▸ **Rows**:

______

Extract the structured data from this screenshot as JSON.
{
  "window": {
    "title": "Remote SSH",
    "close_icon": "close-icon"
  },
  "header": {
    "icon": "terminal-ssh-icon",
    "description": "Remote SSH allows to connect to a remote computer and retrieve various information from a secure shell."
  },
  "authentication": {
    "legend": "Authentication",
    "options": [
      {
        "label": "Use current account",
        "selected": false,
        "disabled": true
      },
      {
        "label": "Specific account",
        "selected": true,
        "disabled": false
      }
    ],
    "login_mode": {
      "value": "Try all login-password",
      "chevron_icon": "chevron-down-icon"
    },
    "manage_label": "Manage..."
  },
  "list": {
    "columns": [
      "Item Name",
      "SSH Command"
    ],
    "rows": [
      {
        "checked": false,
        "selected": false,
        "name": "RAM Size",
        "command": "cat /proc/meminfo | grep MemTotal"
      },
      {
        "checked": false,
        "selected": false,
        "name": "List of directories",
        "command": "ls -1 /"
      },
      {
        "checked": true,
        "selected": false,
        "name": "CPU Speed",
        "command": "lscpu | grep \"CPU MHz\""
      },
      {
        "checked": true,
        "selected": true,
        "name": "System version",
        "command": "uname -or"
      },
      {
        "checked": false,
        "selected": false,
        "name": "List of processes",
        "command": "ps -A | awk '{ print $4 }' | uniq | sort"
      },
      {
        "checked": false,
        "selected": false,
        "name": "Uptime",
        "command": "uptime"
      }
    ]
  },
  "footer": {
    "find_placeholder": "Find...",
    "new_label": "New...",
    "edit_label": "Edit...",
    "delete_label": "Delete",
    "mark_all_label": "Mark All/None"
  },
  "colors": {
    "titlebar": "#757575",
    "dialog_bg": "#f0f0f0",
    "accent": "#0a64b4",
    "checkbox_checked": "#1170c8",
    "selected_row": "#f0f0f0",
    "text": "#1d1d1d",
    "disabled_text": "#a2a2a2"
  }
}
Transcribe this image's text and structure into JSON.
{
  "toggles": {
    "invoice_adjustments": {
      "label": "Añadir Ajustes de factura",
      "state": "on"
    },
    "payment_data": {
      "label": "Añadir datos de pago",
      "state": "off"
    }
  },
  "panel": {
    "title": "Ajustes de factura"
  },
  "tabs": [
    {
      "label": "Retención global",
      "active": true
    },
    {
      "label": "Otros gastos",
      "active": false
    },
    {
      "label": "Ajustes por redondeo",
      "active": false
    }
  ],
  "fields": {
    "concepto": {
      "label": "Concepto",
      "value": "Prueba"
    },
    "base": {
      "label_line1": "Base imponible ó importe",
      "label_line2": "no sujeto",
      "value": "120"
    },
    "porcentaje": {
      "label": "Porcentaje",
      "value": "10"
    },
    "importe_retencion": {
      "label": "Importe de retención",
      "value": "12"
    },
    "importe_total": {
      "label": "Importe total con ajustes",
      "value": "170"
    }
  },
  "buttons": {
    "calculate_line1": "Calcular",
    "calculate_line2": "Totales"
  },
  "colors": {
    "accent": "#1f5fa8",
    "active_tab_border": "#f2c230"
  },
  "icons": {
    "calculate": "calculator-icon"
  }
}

______

▸ **What you need to do**: Answer only with how many lines in the records include "JSON".

▸ **Output for this exercise**: 2